— START —

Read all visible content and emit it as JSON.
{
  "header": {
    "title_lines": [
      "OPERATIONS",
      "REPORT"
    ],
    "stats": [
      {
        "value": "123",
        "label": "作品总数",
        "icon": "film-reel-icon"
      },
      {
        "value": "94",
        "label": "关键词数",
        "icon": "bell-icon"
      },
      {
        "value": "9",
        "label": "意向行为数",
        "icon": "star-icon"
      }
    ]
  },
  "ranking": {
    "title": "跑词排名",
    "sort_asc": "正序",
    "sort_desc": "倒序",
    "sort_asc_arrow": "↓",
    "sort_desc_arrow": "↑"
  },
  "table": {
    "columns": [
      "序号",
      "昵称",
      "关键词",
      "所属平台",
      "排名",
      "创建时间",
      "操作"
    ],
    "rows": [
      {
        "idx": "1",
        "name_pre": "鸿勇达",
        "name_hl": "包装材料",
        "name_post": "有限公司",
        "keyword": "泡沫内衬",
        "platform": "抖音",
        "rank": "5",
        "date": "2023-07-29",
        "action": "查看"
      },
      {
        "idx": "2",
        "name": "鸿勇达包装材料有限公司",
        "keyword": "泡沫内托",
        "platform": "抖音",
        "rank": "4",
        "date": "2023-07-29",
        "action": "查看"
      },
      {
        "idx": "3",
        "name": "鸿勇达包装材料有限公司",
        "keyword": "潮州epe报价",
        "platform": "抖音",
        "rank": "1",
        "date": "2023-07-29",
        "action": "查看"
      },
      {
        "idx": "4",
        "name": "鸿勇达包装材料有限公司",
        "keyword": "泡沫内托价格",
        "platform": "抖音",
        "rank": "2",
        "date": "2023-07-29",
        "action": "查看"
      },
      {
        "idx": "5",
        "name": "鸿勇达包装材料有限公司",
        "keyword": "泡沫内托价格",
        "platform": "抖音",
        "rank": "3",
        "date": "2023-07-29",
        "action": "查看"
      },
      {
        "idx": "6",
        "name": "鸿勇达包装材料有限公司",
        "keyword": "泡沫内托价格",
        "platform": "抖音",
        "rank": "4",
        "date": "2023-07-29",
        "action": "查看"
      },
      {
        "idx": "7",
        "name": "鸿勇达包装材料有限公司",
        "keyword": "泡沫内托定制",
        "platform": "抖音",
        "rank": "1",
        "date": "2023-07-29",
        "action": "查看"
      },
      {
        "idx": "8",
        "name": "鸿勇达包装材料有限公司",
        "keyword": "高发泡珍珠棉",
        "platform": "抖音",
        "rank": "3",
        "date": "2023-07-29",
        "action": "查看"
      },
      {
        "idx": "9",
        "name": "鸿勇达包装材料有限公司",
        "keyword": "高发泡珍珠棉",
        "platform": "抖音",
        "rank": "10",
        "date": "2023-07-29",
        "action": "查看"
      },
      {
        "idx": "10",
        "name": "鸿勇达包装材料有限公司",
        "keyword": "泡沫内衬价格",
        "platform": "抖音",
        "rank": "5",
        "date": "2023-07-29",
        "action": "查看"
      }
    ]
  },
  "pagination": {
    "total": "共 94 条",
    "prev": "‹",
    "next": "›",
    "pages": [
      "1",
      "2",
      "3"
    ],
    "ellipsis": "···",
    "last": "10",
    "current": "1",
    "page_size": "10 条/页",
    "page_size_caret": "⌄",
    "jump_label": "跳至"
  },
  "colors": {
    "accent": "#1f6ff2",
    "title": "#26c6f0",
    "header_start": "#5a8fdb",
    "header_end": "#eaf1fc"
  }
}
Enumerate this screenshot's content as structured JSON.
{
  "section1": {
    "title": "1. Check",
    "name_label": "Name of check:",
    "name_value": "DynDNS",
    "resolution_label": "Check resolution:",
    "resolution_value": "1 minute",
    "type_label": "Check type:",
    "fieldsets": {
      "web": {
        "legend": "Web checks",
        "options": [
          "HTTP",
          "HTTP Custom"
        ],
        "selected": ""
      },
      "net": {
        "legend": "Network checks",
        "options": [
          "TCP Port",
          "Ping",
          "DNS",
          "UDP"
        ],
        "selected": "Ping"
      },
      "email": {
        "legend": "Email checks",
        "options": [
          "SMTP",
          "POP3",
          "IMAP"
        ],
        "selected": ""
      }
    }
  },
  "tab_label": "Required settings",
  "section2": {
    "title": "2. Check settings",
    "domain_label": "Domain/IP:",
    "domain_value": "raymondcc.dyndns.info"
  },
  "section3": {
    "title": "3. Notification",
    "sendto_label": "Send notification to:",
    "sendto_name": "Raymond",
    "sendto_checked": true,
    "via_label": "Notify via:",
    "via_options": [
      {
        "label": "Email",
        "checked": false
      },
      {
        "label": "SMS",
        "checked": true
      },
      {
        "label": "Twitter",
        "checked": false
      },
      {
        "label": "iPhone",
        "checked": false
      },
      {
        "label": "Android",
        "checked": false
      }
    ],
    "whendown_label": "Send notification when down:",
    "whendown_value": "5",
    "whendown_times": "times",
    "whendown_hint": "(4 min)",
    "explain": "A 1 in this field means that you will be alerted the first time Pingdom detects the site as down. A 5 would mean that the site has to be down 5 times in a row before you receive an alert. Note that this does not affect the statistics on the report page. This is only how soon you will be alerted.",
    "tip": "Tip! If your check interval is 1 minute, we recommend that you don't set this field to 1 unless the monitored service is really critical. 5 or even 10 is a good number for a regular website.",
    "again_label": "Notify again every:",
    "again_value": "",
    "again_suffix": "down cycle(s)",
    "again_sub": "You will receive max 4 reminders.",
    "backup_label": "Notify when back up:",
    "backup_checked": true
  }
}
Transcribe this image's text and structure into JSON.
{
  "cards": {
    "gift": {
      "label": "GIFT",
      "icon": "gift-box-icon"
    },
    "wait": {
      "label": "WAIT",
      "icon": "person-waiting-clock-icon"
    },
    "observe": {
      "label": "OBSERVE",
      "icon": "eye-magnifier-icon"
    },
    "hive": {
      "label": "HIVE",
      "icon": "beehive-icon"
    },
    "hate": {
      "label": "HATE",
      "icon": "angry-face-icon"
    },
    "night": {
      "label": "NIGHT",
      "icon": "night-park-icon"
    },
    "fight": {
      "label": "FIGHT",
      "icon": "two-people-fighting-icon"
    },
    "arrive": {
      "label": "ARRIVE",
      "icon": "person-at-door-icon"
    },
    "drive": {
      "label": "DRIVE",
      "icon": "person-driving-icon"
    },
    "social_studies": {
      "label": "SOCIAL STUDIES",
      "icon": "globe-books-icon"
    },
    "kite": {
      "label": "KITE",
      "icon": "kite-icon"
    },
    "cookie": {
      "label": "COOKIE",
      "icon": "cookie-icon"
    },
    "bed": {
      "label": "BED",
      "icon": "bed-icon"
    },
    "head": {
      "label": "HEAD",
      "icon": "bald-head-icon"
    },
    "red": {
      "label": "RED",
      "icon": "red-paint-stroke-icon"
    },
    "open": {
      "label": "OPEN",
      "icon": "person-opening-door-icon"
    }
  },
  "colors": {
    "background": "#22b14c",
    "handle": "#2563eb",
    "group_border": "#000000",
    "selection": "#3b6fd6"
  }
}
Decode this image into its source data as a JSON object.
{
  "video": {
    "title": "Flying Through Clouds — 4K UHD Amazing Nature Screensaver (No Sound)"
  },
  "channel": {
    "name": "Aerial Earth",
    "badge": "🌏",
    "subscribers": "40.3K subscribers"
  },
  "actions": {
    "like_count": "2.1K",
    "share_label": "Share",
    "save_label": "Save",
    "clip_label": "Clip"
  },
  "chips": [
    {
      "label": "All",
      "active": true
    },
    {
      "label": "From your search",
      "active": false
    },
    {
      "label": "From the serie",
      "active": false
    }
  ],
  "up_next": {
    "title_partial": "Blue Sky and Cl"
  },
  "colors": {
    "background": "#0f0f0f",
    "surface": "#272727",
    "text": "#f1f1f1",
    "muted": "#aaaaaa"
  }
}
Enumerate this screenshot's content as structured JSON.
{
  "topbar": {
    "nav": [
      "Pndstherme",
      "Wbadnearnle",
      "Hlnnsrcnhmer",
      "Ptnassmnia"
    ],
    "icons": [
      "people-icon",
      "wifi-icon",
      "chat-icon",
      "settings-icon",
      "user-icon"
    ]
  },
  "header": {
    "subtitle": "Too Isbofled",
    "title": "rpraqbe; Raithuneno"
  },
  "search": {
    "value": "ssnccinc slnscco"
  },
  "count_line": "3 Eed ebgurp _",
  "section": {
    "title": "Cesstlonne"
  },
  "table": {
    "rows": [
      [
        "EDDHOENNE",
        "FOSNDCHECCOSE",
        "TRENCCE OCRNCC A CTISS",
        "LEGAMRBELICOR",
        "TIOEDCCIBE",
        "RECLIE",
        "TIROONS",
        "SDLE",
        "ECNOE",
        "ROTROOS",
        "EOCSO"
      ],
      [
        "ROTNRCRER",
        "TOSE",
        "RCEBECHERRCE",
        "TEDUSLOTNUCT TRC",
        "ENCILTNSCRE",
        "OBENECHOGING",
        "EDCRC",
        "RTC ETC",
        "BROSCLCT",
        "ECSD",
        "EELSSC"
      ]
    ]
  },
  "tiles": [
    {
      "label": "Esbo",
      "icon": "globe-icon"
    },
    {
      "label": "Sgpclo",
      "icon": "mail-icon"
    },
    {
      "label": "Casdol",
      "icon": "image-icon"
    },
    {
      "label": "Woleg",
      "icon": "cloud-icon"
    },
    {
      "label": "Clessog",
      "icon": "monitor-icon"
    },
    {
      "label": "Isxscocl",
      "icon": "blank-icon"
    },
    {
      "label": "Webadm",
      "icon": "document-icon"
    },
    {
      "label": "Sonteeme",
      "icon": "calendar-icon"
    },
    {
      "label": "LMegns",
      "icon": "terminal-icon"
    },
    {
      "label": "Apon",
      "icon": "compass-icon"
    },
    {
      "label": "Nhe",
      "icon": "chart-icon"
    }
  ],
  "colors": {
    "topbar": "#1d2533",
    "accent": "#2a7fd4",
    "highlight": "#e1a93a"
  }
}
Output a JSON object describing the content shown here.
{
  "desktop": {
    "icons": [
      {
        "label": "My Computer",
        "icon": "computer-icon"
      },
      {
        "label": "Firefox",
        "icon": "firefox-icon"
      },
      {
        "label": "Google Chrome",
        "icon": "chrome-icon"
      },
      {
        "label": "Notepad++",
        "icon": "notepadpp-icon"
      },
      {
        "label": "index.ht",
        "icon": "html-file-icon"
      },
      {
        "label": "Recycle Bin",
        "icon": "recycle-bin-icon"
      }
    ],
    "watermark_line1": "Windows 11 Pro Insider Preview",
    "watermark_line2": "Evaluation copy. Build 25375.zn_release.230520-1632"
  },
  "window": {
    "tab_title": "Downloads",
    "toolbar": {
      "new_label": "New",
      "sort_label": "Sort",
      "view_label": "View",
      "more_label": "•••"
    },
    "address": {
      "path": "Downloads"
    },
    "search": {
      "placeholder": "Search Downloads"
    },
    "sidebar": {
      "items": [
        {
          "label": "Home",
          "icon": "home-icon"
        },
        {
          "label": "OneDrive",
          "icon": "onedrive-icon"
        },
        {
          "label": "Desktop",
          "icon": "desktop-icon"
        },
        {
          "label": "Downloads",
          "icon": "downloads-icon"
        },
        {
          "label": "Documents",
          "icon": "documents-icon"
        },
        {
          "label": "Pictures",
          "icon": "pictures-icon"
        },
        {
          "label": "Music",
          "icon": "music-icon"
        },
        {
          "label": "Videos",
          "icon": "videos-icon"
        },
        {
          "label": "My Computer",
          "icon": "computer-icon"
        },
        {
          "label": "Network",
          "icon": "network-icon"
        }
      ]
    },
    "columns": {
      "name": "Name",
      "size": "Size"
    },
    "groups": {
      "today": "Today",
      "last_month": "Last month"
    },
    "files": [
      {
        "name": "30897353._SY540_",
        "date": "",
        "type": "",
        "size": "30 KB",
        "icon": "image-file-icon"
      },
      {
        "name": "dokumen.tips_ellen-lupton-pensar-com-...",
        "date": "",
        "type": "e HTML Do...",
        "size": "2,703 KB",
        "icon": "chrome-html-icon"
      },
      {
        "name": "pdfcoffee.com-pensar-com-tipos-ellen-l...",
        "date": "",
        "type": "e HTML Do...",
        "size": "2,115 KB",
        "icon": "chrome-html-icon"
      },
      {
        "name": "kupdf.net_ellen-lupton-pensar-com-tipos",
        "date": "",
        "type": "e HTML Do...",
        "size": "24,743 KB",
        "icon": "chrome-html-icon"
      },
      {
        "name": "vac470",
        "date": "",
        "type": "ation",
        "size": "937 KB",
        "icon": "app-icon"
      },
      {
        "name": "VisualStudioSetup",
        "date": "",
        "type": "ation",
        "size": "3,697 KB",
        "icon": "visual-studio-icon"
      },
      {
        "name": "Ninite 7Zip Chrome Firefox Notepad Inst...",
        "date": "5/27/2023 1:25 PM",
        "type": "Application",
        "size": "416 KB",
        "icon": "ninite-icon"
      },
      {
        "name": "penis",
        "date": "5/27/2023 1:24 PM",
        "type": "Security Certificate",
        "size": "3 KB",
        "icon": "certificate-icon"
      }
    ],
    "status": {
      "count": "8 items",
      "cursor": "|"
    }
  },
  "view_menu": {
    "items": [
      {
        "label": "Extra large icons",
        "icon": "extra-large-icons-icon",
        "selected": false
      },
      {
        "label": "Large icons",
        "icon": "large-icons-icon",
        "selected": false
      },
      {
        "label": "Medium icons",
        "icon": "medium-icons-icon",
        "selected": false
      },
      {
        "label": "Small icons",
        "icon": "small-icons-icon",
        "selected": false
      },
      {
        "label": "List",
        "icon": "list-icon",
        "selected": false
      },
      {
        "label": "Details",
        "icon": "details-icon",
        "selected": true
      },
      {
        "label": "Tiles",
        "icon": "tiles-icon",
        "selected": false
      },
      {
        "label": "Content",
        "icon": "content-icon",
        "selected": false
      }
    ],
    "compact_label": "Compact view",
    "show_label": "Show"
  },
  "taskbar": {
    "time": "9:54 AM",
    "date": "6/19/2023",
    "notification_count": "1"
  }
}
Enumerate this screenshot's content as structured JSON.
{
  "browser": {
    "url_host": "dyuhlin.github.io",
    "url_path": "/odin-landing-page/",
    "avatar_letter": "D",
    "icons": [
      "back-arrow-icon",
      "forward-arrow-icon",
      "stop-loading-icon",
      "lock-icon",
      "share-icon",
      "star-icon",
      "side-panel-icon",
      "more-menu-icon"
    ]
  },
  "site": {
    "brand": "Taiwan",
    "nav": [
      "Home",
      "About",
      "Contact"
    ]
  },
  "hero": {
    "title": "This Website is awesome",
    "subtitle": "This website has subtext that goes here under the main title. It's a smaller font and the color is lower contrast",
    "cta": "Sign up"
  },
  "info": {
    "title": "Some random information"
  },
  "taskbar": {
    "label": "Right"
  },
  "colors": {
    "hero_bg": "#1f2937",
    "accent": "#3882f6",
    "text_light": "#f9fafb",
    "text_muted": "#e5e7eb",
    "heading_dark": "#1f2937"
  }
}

— END —

* **GOAL OF THE EXERCISE**
Your task is to pick out every line with the string "icons" and copy it.

* **RESULT**
    "icons": [
    "icons": [
        "label": "Extra large icons",
        "icon": "extra-large-icons-icon",
        "label": "Large icons",
        "icon": "large-icons-icon",
        "label": "Medium icons",
        "icon": "medium-icons-icon",
        "label": "Small icons",
        "icon": "small-icons-icon",
    "icons": [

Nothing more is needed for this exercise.